- Given problem
Print out each record below, unaltered and complete, without its images.

---

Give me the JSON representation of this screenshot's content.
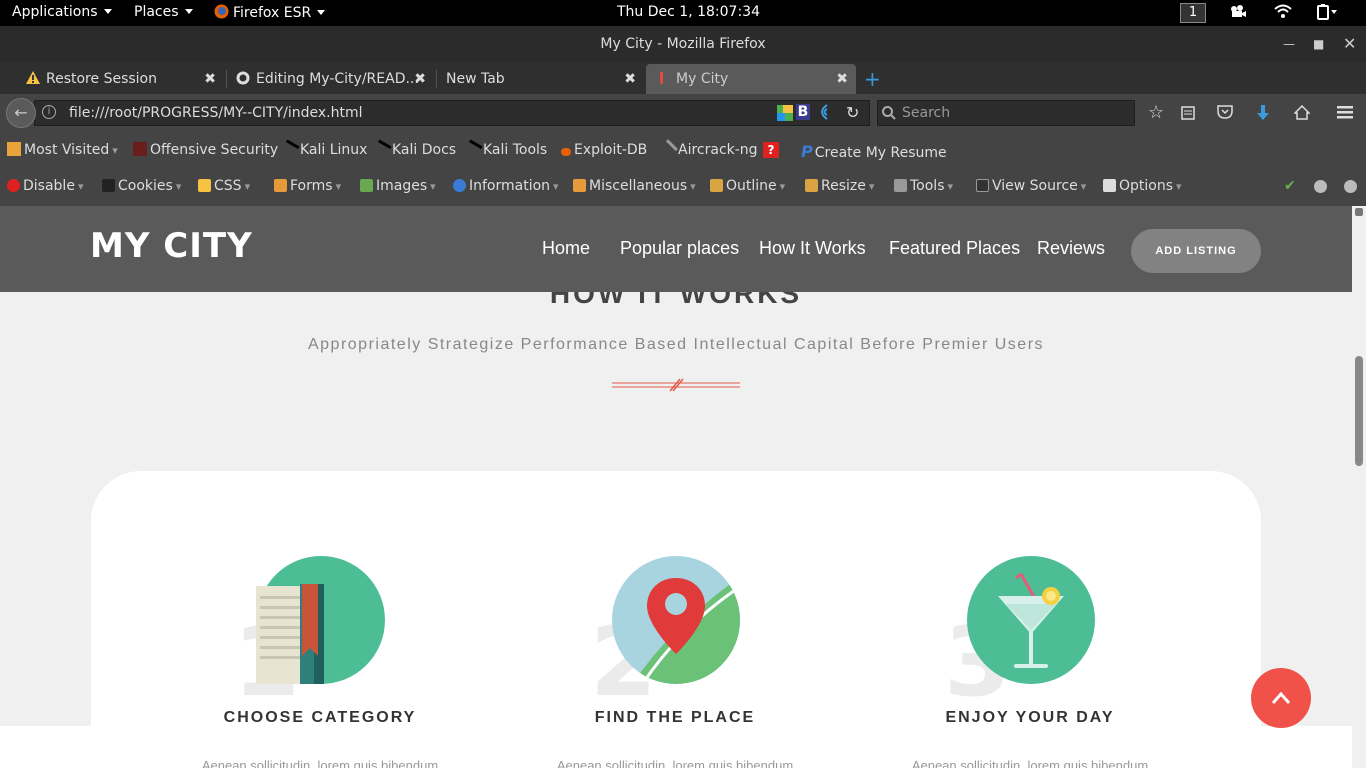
{
  "topbar": {
    "applications": "Applications",
    "places": "Places",
    "browser_menu": "Firefox ESR",
    "clock": "Thu Dec  1, 18:07:34",
    "workspace": "1"
  },
  "window": {
    "title": "My City - Mozilla Firefox"
  },
  "tabs": [
    {
      "label": "Restore Session"
    },
    {
      "label": "Editing My-City/READ..."
    },
    {
      "label": "New Tab"
    },
    {
      "label": "My City"
    }
  ],
  "navbar": {
    "url": "file:///root/PROGRESS/MY--CITY/index.html",
    "search_placeholder": "Search"
  },
  "bookmarks": [
    {
      "label": "Most Visited",
      "has_dropdown": true
    },
    {
      "label": "Offensive Security"
    },
    {
      "label": "Kali Linux"
    },
    {
      "label": "Kali Docs"
    },
    {
      "label": "Kali Tools"
    },
    {
      "label": "Exploit-DB"
    },
    {
      "label": "Aircrack-ng"
    },
    {
      "label": "Create My Resume"
    }
  ],
  "webdev": [
    {
      "label": "Disable"
    },
    {
      "label": "Cookies"
    },
    {
      "label": "CSS"
    },
    {
      "label": "Forms"
    },
    {
      "label": "Images"
    },
    {
      "label": "Information"
    },
    {
      "label": "Miscellaneous"
    },
    {
      "label": "Outline"
    },
    {
      "label": "Resize"
    },
    {
      "label": "Tools"
    },
    {
      "label": "View Source"
    },
    {
      "label": "Options"
    }
  ],
  "site": {
    "logo": "MY CITY",
    "menu": [
      "Home",
      "Popular places",
      "How It Works",
      "Featured Places",
      "Reviews"
    ],
    "cta": "ADD LISTING"
  },
  "section": {
    "title": "HOW IT WORKS",
    "subtitle": "Appropriately Strategize Performance Based Intellectual Capital Before Premier Users"
  },
  "steps": [
    {
      "number": "1",
      "title": "CHOOSE CATEGORY",
      "text": "Aenean sollicitudin, lorem quis bibendum",
      "icon": "book-icon"
    },
    {
      "number": "2",
      "title": "FIND THE PLACE",
      "text": "Aenean sollicitudin, lorem quis bibendum",
      "icon": "map-pin-icon"
    },
    {
      "number": "3",
      "title": "ENJOY YOUR DAY",
      "text": "Aenean sollicitudin, lorem quis bibendum",
      "icon": "cocktail-icon"
    }
  ],
  "colors": {
    "header_bg": "#5a5a5a",
    "accent_red": "#f0524a",
    "icon_green": "#4dbd95"
  }
}
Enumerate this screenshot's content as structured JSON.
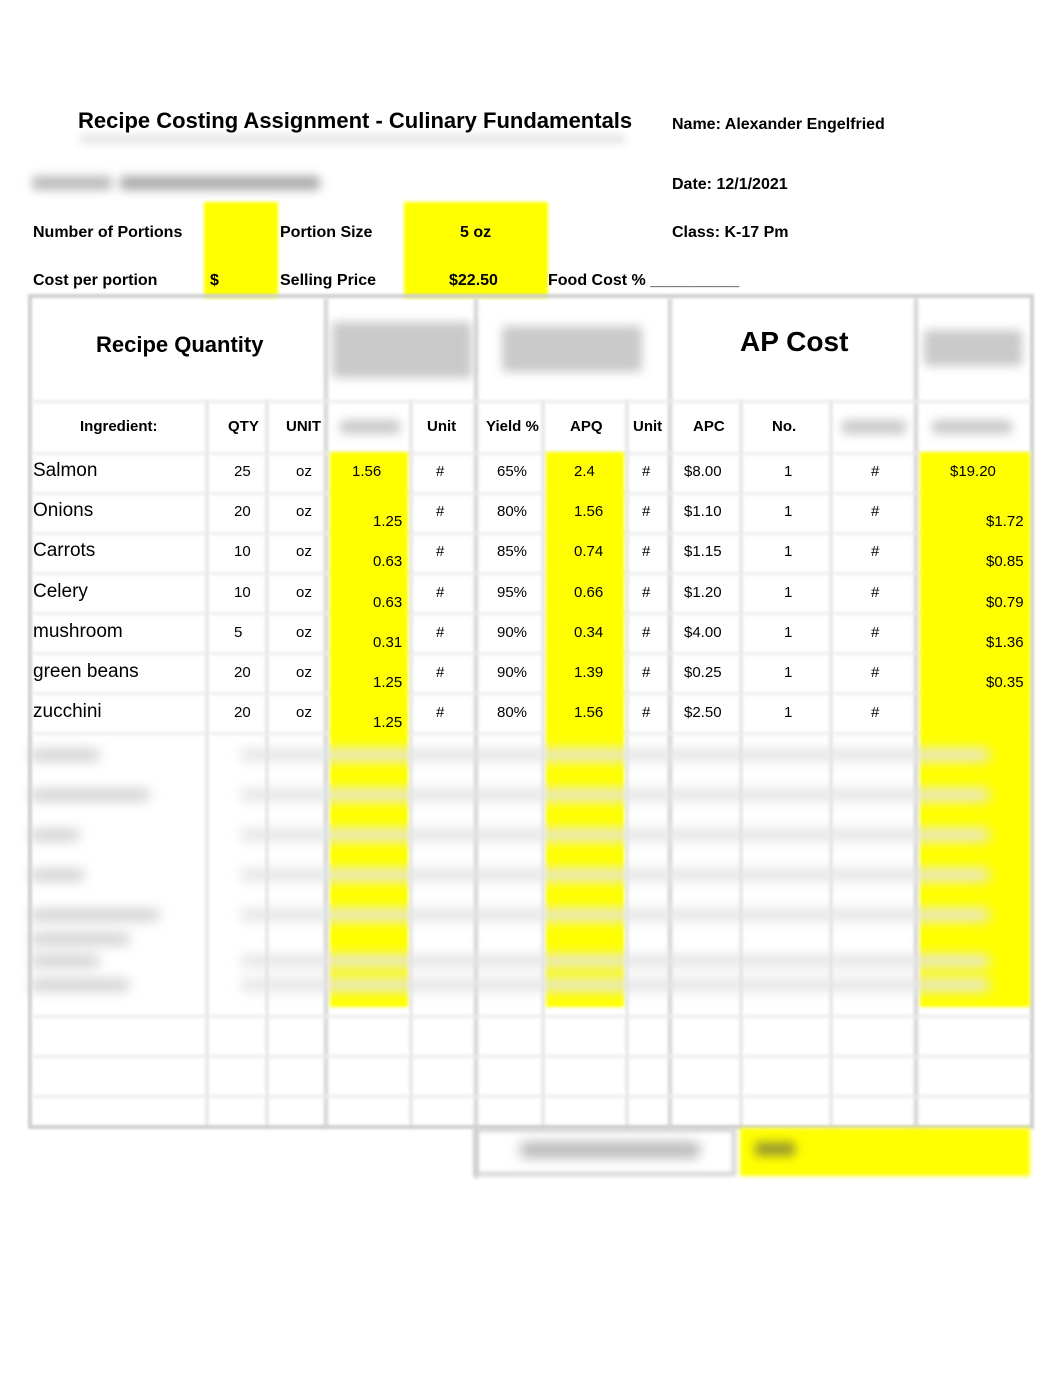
{
  "header": {
    "title": "Recipe Costing Assignment - Culinary Fundamentals",
    "name": "Name: Alexander Engelfried",
    "date": "Date: 12/1/2021",
    "class": "Class: K-17 Pm"
  },
  "form": {
    "number_of_portions_label": "Number of Portions",
    "number_of_portions_value": "",
    "portion_size_label": "Portion Size",
    "portion_size_value": "5 oz",
    "cost_per_portion_label": "Cost per portion",
    "cost_per_portion_value": "$",
    "selling_price_label": "Selling Price",
    "selling_price_value": "$22.50",
    "food_cost_label": "Food Cost % __________"
  },
  "table": {
    "section_recipe_quantity": "Recipe Quantity",
    "section_ap_cost": "AP Cost",
    "columns": [
      "Ingredient:",
      "QTY",
      "UNIT",
      "Unit",
      "Yield %",
      "APQ",
      "Unit",
      "APC",
      "No."
    ],
    "rows": [
      {
        "ingredient": "Salmon",
        "qty": "25",
        "unit": "oz",
        "conv": "1.56",
        "conv_unit": "#",
        "yield": "65%",
        "apq": "2.4",
        "apq_unit": "#",
        "apc": "$8.00",
        "no": "1",
        "no_unit": "#",
        "cost": "$19.20"
      },
      {
        "ingredient": "Onions",
        "qty": "20",
        "unit": "oz",
        "conv": "1.25",
        "conv_unit": "#",
        "yield": "80%",
        "apq": "1.56",
        "apq_unit": "#",
        "apc": "$1.10",
        "no": "1",
        "no_unit": "#",
        "cost": "$1.72"
      },
      {
        "ingredient": "Carrots",
        "qty": "10",
        "unit": "oz",
        "conv": "0.63",
        "conv_unit": "#",
        "yield": "85%",
        "apq": "0.74",
        "apq_unit": "#",
        "apc": "$1.15",
        "no": "1",
        "no_unit": "#",
        "cost": "$0.85"
      },
      {
        "ingredient": "Celery",
        "qty": "10",
        "unit": "oz",
        "conv": "0.63",
        "conv_unit": "#",
        "yield": "95%",
        "apq": "0.66",
        "apq_unit": "#",
        "apc": "$1.20",
        "no": "1",
        "no_unit": "#",
        "cost": "$0.79"
      },
      {
        "ingredient": "mushroom",
        "qty": "5",
        "unit": "oz",
        "conv": "0.31",
        "conv_unit": "#",
        "yield": "90%",
        "apq": "0.34",
        "apq_unit": "#",
        "apc": "$4.00",
        "no": "1",
        "no_unit": "#",
        "cost": "$1.36"
      },
      {
        "ingredient": "green beans",
        "qty": "20",
        "unit": "oz",
        "conv": "1.25",
        "conv_unit": "#",
        "yield": "90%",
        "apq": "1.39",
        "apq_unit": "#",
        "apc": "$0.25",
        "no": "1",
        "no_unit": "#",
        "cost": "$0.35"
      },
      {
        "ingredient": "zucchini",
        "qty": "20",
        "unit": "oz",
        "conv": "1.25",
        "conv_unit": "#",
        "yield": "80%",
        "apq": "1.56",
        "apq_unit": "#",
        "apc": "$2.50",
        "no": "1",
        "no_unit": "#",
        "cost": ""
      }
    ]
  },
  "colors": {
    "highlight": "#ffff00",
    "grid": "#d0d0d0"
  }
}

---

- Solution for this problem
Give me the JSON representation of this screenshot's content.
{
  "topbar": {
    "applications": "Applications",
    "places": "Places",
    "browser_menu": "Firefox ESR",
    "clock": "Thu Dec  1, 18:07:34",
    "workspace": "1"
  },
  "window": {
    "title": "My City - Mozilla Firefox"
  },
  "tabs": [
    {
      "label": "Restore Session"
    },
    {
      "label": "Editing My-City/READ..."
    },
    {
      "label": "New Tab"
    },
    {
      "label": "My City"
    }
  ],
  "navbar": {
    "url": "file:///root/PROGRESS/MY--CITY/index.html",
    "search_placeholder": "Search"
  },
  "bookmarks": [
    {
      "label": "Most Visited",
      "has_dropdown": true
    },
    {
      "label": "Offensive Security"
    },
    {
      "label": "Kali Linux"
    },
    {
      "label": "Kali Docs"
    },
    {
      "label": "Kali Tools"
    },
    {
      "label": "Exploit-DB"
    },
    {
      "label": "Aircrack-ng"
    },
    {
      "label": "Create My Resume"
    }
  ],
  "webdev": [
    {
      "label": "Disable"
    },
    {
      "label": "Cookies"
    },
    {
      "label": "CSS"
    },
    {
      "label": "Forms"
    },
    {
      "label": "Images"
    },
    {
      "label": "Information"
    },
    {
      "label": "Miscellaneous"
    },
    {
      "label": "Outline"
    },
    {
      "label": "Resize"
    },
    {
      "label": "Tools"
    },
    {
      "label": "View Source"
    },
    {
      "label": "Options"
    }
  ],
  "site": {
    "logo": "MY CITY",
    "menu": [
      "Home",
      "Popular places",
      "How It Works",
      "Featured Places",
      "Reviews"
    ],
    "cta": "ADD LISTING"
  },
  "section": {
    "title": "HOW IT WORKS",
    "subtitle": "Appropriately Strategize Performance Based Intellectual Capital Before Premier Users"
  },
  "steps": [
    {
      "number": "1",
      "title": "CHOOSE CATEGORY",
      "text": "Aenean sollicitudin, lorem quis bibendum",
      "icon": "book-icon"
    },
    {
      "number": "2",
      "title": "FIND THE PLACE",
      "text": "Aenean sollicitudin, lorem quis bibendum",
      "icon": "map-pin-icon"
    },
    {
      "number": "3",
      "title": "ENJOY YOUR DAY",
      "text": "Aenean sollicitudin, lorem quis bibendum",
      "icon": "cocktail-icon"
    }
  ],
  "colors": {
    "header_bg": "#5a5a5a",
    "accent_red": "#f0524a",
    "icon_green": "#4dbd95"
  }
}
Enumerate this screenshot's content as structured JSON.
{
  "header": {
    "title": "Recipe Costing Assignment - Culinary Fundamentals",
    "name": "Name: Alexander Engelfried",
    "date": "Date: 12/1/2021",
    "class": "Class: K-17 Pm"
  },
  "form": {
    "number_of_portions_label": "Number of Portions",
    "number_of_portions_value": "",
    "portion_size_label": "Portion Size",
    "portion_size_value": "5 oz",
    "cost_per_portion_label": "Cost per portion",
    "cost_per_portion_value": "$",
    "selling_price_label": "Selling Price",
    "selling_price_value": "$22.50",
    "food_cost_label": "Food Cost % __________"
  },
  "table": {
    "section_recipe_quantity": "Recipe Quantity",
    "section_ap_cost": "AP Cost",
    "columns": [
      "Ingredient:",
      "QTY",
      "UNIT",
      "Unit",
      "Yield %",
      "APQ",
      "Unit",
      "APC",
      "No."
    ],
    "rows": [
      {
        "ingredient": "Salmon",
        "qty": "25",
        "unit": "oz",
        "conv": "1.56",
        "conv_unit": "#",
        "yield": "65%",
        "apq": "2.4",
        "apq_unit": "#",
        "apc": "$8.00",
        "no": "1",
        "no_unit": "#",
        "cost": "$19.20"
      },
      {
        "ingredient": "Onions",
        "qty": "20",
        "unit": "oz",
        "conv": "1.25",
        "conv_unit": "#",
        "yield": "80%",
        "apq": "1.56",
        "apq_unit": "#",
        "apc": "$1.10",
        "no": "1",
        "no_unit": "#",
        "cost": "$1.72"
      },
      {
        "ingredient": "Carrots",
        "qty": "10",
        "unit": "oz",
        "conv": "0.63",
        "conv_unit": "#",
        "yield": "85%",
        "apq": "0.74",
        "apq_unit": "#",
        "apc": "$1.15",
        "no": "1",
        "no_unit": "#",
        "cost": "$0.85"
      },
      {
        "ingredient": "Celery",
        "qty": "10",
        "unit": "oz",
        "conv": "0.63",
        "conv_unit": "#",
        "yield": "95%",
        "apq": "0.66",
        "apq_unit": "#",
        "apc": "$1.20",
        "no": "1",
        "no_unit": "#",
        "cost": "$0.79"
      },
      {
        "ingredient": "mushroom",
        "qty": "5",
        "unit": "oz",
        "conv": "0.31",
        "conv_unit": "#",
        "yield": "90%",
        "apq": "0.34",
        "apq_unit": "#",
        "apc": "$4.00",
        "no": "1",
        "no_unit": "#",
        "cost": "$1.36"
      },
      {
        "ingredient": "green beans",
        "qty": "20",
        "unit": "oz",
        "conv": "1.25",
        "conv_unit": "#",
        "yield": "90%",
        "apq": "1.39",
        "apq_unit": "#",
        "apc": "$0.25",
        "no": "1",
        "no_unit": "#",
        "cost": "$0.35"
      },
      {
        "ingredient": "zucchini",
        "qty": "20",
        "unit": "oz",
        "conv": "1.25",
        "conv_unit": "#",
        "yield": "80%",
        "apq": "1.56",
        "apq_unit": "#",
        "apc": "$2.50",
        "no": "1",
        "no_unit": "#",
        "cost": ""
      }
    ]
  },
  "colors": {
    "highlight": "#ffff00",
    "grid": "#d0d0d0"
  }
}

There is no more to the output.